_Exercise brief_: Each line below should be retyped exactly, with no pictures.

(Lines of data)

--*--

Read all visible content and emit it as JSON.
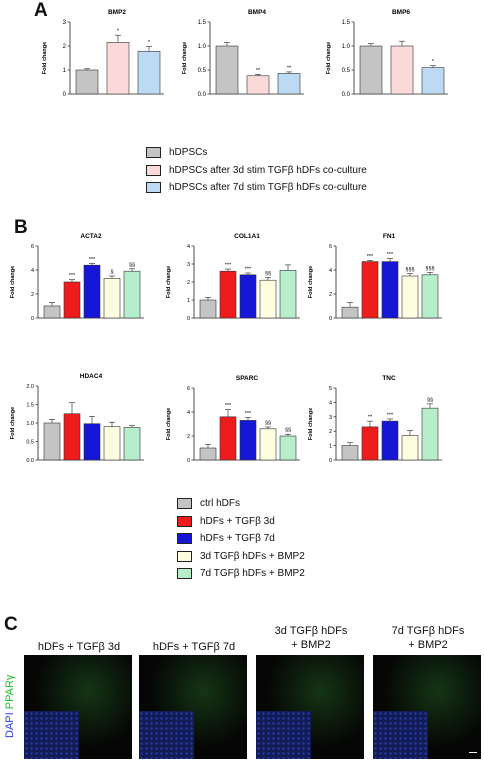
{
  "panel_labels": {
    "a": "A",
    "b": "B",
    "c": "C"
  },
  "colors": {
    "grey": "#c4c4c4",
    "pink": "#fbd9d9",
    "lightblue": "#bcdaf3",
    "red": "#ee1c1c",
    "blue": "#1616d6",
    "cream": "#fdfde0",
    "mint": "#b6edca"
  },
  "legend_a": [
    {
      "label": "hDPSCs",
      "color": "#c4c4c4"
    },
    {
      "label": "hDPSCs after 3d stim TGFβ hDFs co-culture",
      "color": "#fbd9d9"
    },
    {
      "label": "hDPSCs after 7d stim TGFβ hDFs co-culture",
      "color": "#bcdaf3"
    }
  ],
  "legend_b": [
    {
      "label": "ctrl hDFs",
      "color": "#c4c4c4"
    },
    {
      "label": "hDFs + TGFβ 3d",
      "color": "#ee1c1c"
    },
    {
      "label": "hDFs + TGFβ 7d",
      "color": "#1616d6"
    },
    {
      "label": "3d TGFβ hDFs + BMP2",
      "color": "#fdfde0"
    },
    {
      "label": "7d TGFβ hDFs + BMP2",
      "color": "#b6edca"
    }
  ],
  "chart_data": [
    {
      "type": "bar",
      "title": "BMP2",
      "ylabel": "Fold change",
      "ylim": [
        0,
        3
      ],
      "yticks": [
        "0",
        "1",
        "2",
        "3"
      ],
      "values": [
        1.0,
        2.15,
        1.78
      ],
      "errors": [
        0.05,
        0.3,
        0.2
      ],
      "annotations": [
        "",
        "*",
        "*"
      ],
      "colors": [
        "#c4c4c4",
        "#fbd9d9",
        "#bcdaf3"
      ]
    },
    {
      "type": "bar",
      "title": "BMP4",
      "ylabel": "Fold change",
      "ylim": [
        0,
        1.5
      ],
      "yticks": [
        "0.0",
        "0.5",
        "1.0",
        "1.5"
      ],
      "values": [
        1.0,
        0.38,
        0.43
      ],
      "errors": [
        0.07,
        0.03,
        0.03
      ],
      "annotations": [
        "",
        "**",
        "**"
      ],
      "colors": [
        "#c4c4c4",
        "#fbd9d9",
        "#bcdaf3"
      ]
    },
    {
      "type": "bar",
      "title": "BMP6",
      "ylabel": "Fold change",
      "ylim": [
        0,
        1.5
      ],
      "yticks": [
        "0.0",
        "0.5",
        "1.0",
        "1.5"
      ],
      "values": [
        1.0,
        1.0,
        0.55
      ],
      "errors": [
        0.05,
        0.1,
        0.04
      ],
      "annotations": [
        "",
        "",
        "*"
      ],
      "colors": [
        "#c4c4c4",
        "#fbd9d9",
        "#bcdaf3"
      ]
    },
    {
      "type": "bar",
      "title": "ACTA2",
      "ylabel": "Fold change",
      "ylim": [
        0,
        6
      ],
      "yticks": [
        "0",
        "2",
        "4",
        "6"
      ],
      "values": [
        1.0,
        3.0,
        4.4,
        3.3,
        3.9
      ],
      "errors": [
        0.3,
        0.2,
        0.15,
        0.2,
        0.2
      ],
      "annotations": [
        "",
        "***",
        "***",
        "§",
        "§§"
      ],
      "colors": [
        "#c4c4c4",
        "#ee1c1c",
        "#1616d6",
        "#fdfde0",
        "#b6edca"
      ]
    },
    {
      "type": "bar",
      "title": "COL1A1",
      "ylabel": "Fold change",
      "ylim": [
        0,
        4
      ],
      "yticks": [
        "0",
        "1",
        "2",
        "3",
        "4"
      ],
      "values": [
        1.0,
        2.6,
        2.4,
        2.1,
        2.65
      ],
      "errors": [
        0.15,
        0.12,
        0.1,
        0.15,
        0.3
      ],
      "annotations": [
        "",
        "***",
        "***",
        "§§",
        ""
      ],
      "colors": [
        "#c4c4c4",
        "#ee1c1c",
        "#1616d6",
        "#fdfde0",
        "#b6edca"
      ]
    },
    {
      "type": "bar",
      "title": "FN1",
      "ylabel": "Fold change",
      "ylim": [
        0,
        6
      ],
      "yticks": [
        "0",
        "2",
        "4",
        "6"
      ],
      "values": [
        0.9,
        4.7,
        4.7,
        3.5,
        3.6
      ],
      "errors": [
        0.4,
        0.1,
        0.25,
        0.2,
        0.2
      ],
      "annotations": [
        "",
        "***",
        "***",
        "§§§",
        "§§§"
      ],
      "colors": [
        "#c4c4c4",
        "#ee1c1c",
        "#1616d6",
        "#fdfde0",
        "#b6edca"
      ]
    },
    {
      "type": "bar",
      "title": "HDAC4",
      "ylabel": "Fold change",
      "ylim": [
        0,
        2.0
      ],
      "yticks": [
        "0.0",
        "0.5",
        "1.0",
        "1.5",
        "2.0"
      ],
      "values": [
        1.0,
        1.25,
        0.98,
        0.9,
        0.88
      ],
      "errors": [
        0.1,
        0.3,
        0.2,
        0.12,
        0.05
      ],
      "annotations": [
        "",
        "",
        "",
        "",
        ""
      ],
      "colors": [
        "#c4c4c4",
        "#ee1c1c",
        "#1616d6",
        "#fdfde0",
        "#b6edca"
      ]
    },
    {
      "type": "bar",
      "title": "SPARC",
      "ylabel": "Fold change",
      "ylim": [
        0,
        6
      ],
      "yticks": [
        "0",
        "2",
        "4",
        "6"
      ],
      "values": [
        1.0,
        3.6,
        3.3,
        2.6,
        2.0
      ],
      "errors": [
        0.3,
        0.6,
        0.25,
        0.15,
        0.15
      ],
      "annotations": [
        "",
        "***",
        "***",
        "§§",
        "§§"
      ],
      "colors": [
        "#c4c4c4",
        "#ee1c1c",
        "#1616d6",
        "#fdfde0",
        "#b6edca"
      ]
    },
    {
      "type": "bar",
      "title": "TNC",
      "ylabel": "Fold change",
      "ylim": [
        0,
        5
      ],
      "yticks": [
        "0",
        "1",
        "2",
        "3",
        "4",
        "5"
      ],
      "values": [
        1.0,
        2.3,
        2.7,
        1.7,
        3.6
      ],
      "errors": [
        0.2,
        0.4,
        0.15,
        0.35,
        0.3
      ],
      "annotations": [
        "",
        "**",
        "***",
        "",
        "§§"
      ],
      "colors": [
        "#c4c4c4",
        "#ee1c1c",
        "#1616d6",
        "#fdfde0",
        "#b6edca"
      ]
    }
  ],
  "micrographs": {
    "side_label_dapi": "DAPI",
    "side_label_ppar": "PPARγ",
    "titles": [
      "hDFs + TGFβ 3d",
      "hDFs + TGFβ 7d",
      "3d TGFβ hDFs\n+ BMP2",
      "7d TGFβ hDFs\n+ BMP2"
    ]
  }
}
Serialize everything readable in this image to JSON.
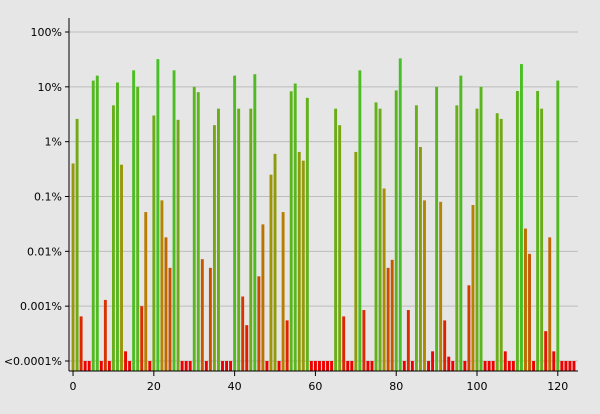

--*--

_The completed task_:
Read all visible content and emit it as JSON.
{
  "panel_labels": {
    "a": "A",
    "b": "B",
    "c": "C"
  },
  "colors": {
    "grey": "#c4c4c4",
    "pink": "#fbd9d9",
    "lightblue": "#bcdaf3",
    "red": "#ee1c1c",
    "blue": "#1616d6",
    "cream": "#fdfde0",
    "mint": "#b6edca"
  },
  "legend_a": [
    {
      "label": "hDPSCs",
      "color": "#c4c4c4"
    },
    {
      "label": "hDPSCs after 3d stim TGFβ hDFs co-culture",
      "color": "#fbd9d9"
    },
    {
      "label": "hDPSCs after 7d stim TGFβ hDFs co-culture",
      "color": "#bcdaf3"
    }
  ],
  "legend_b": [
    {
      "label": "ctrl hDFs",
      "color": "#c4c4c4"
    },
    {
      "label": "hDFs + TGFβ 3d",
      "color": "#ee1c1c"
    },
    {
      "label": "hDFs + TGFβ 7d",
      "color": "#1616d6"
    },
    {
      "label": "3d TGFβ hDFs + BMP2",
      "color": "#fdfde0"
    },
    {
      "label": "7d TGFβ hDFs + BMP2",
      "color": "#b6edca"
    }
  ],
  "chart_data": [
    {
      "type": "bar",
      "title": "BMP2",
      "ylabel": "Fold change",
      "ylim": [
        0,
        3
      ],
      "yticks": [
        "0",
        "1",
        "2",
        "3"
      ],
      "values": [
        1.0,
        2.15,
        1.78
      ],
      "errors": [
        0.05,
        0.3,
        0.2
      ],
      "annotations": [
        "",
        "*",
        "*"
      ],
      "colors": [
        "#c4c4c4",
        "#fbd9d9",
        "#bcdaf3"
      ]
    },
    {
      "type": "bar",
      "title": "BMP4",
      "ylabel": "Fold change",
      "ylim": [
        0,
        1.5
      ],
      "yticks": [
        "0.0",
        "0.5",
        "1.0",
        "1.5"
      ],
      "values": [
        1.0,
        0.38,
        0.43
      ],
      "errors": [
        0.07,
        0.03,
        0.03
      ],
      "annotations": [
        "",
        "**",
        "**"
      ],
      "colors": [
        "#c4c4c4",
        "#fbd9d9",
        "#bcdaf3"
      ]
    },
    {
      "type": "bar",
      "title": "BMP6",
      "ylabel": "Fold change",
      "ylim": [
        0,
        1.5
      ],
      "yticks": [
        "0.0",
        "0.5",
        "1.0",
        "1.5"
      ],
      "values": [
        1.0,
        1.0,
        0.55
      ],
      "errors": [
        0.05,
        0.1,
        0.04
      ],
      "annotations": [
        "",
        "",
        "*"
      ],
      "colors": [
        "#c4c4c4",
        "#fbd9d9",
        "#bcdaf3"
      ]
    },
    {
      "type": "bar",
      "title": "ACTA2",
      "ylabel": "Fold change",
      "ylim": [
        0,
        6
      ],
      "yticks": [
        "0",
        "2",
        "4",
        "6"
      ],
      "values": [
        1.0,
        3.0,
        4.4,
        3.3,
        3.9
      ],
      "errors": [
        0.3,
        0.2,
        0.15,
        0.2,
        0.2
      ],
      "annotations": [
        "",
        "***",
        "***",
        "§",
        "§§"
      ],
      "colors": [
        "#c4c4c4",
        "#ee1c1c",
        "#1616d6",
        "#fdfde0",
        "#b6edca"
      ]
    },
    {
      "type": "bar",
      "title": "COL1A1",
      "ylabel": "Fold change",
      "ylim": [
        0,
        4
      ],
      "yticks": [
        "0",
        "1",
        "2",
        "3",
        "4"
      ],
      "values": [
        1.0,
        2.6,
        2.4,
        2.1,
        2.65
      ],
      "errors": [
        0.15,
        0.12,
        0.1,
        0.15,
        0.3
      ],
      "annotations": [
        "",
        "***",
        "***",
        "§§",
        ""
      ],
      "colors": [
        "#c4c4c4",
        "#ee1c1c",
        "#1616d6",
        "#fdfde0",
        "#b6edca"
      ]
    },
    {
      "type": "bar",
      "title": "FN1",
      "ylabel": "Fold change",
      "ylim": [
        0,
        6
      ],
      "yticks": [
        "0",
        "2",
        "4",
        "6"
      ],
      "values": [
        0.9,
        4.7,
        4.7,
        3.5,
        3.6
      ],
      "errors": [
        0.4,
        0.1,
        0.25,
        0.2,
        0.2
      ],
      "annotations": [
        "",
        "***",
        "***",
        "§§§",
        "§§§"
      ],
      "colors": [
        "#c4c4c4",
        "#ee1c1c",
        "#1616d6",
        "#fdfde0",
        "#b6edca"
      ]
    },
    {
      "type": "bar",
      "title": "HDAC4",
      "ylabel": "Fold change",
      "ylim": [
        0,
        2.0
      ],
      "yticks": [
        "0.0",
        "0.5",
        "1.0",
        "1.5",
        "2.0"
      ],
      "values": [
        1.0,
        1.25,
        0.98,
        0.9,
        0.88
      ],
      "errors": [
        0.1,
        0.3,
        0.2,
        0.12,
        0.05
      ],
      "annotations": [
        "",
        "",
        "",
        "",
        ""
      ],
      "colors": [
        "#c4c4c4",
        "#ee1c1c",
        "#1616d6",
        "#fdfde0",
        "#b6edca"
      ]
    },
    {
      "type": "bar",
      "title": "SPARC",
      "ylabel": "Fold change",
      "ylim": [
        0,
        6
      ],
      "yticks": [
        "0",
        "2",
        "4",
        "6"
      ],
      "values": [
        1.0,
        3.6,
        3.3,
        2.6,
        2.0
      ],
      "errors": [
        0.3,
        0.6,
        0.25,
        0.15,
        0.15
      ],
      "annotations": [
        "",
        "***",
        "***",
        "§§",
        "§§"
      ],
      "colors": [
        "#c4c4c4",
        "#ee1c1c",
        "#1616d6",
        "#fdfde0",
        "#b6edca"
      ]
    },
    {
      "type": "bar",
      "title": "TNC",
      "ylabel": "Fold change",
      "ylim": [
        0,
        5
      ],
      "yticks": [
        "0",
        "1",
        "2",
        "3",
        "4",
        "5"
      ],
      "values": [
        1.0,
        2.3,
        2.7,
        1.7,
        3.6
      ],
      "errors": [
        0.2,
        0.4,
        0.15,
        0.35,
        0.3
      ],
      "annotations": [
        "",
        "**",
        "***",
        "",
        "§§"
      ],
      "colors": [
        "#c4c4c4",
        "#ee1c1c",
        "#1616d6",
        "#fdfde0",
        "#b6edca"
      ]
    }
  ],
  "micrographs": {
    "side_label_dapi": "DAPI",
    "side_label_ppar": "PPARγ",
    "titles": [
      "hDFs + TGFβ 3d",
      "hDFs + TGFβ 7d",
      "3d TGFβ hDFs\n+ BMP2",
      "7d TGFβ hDFs\n+ BMP2"
    ]
  }
}
Serialize everything readable in this image to JSON.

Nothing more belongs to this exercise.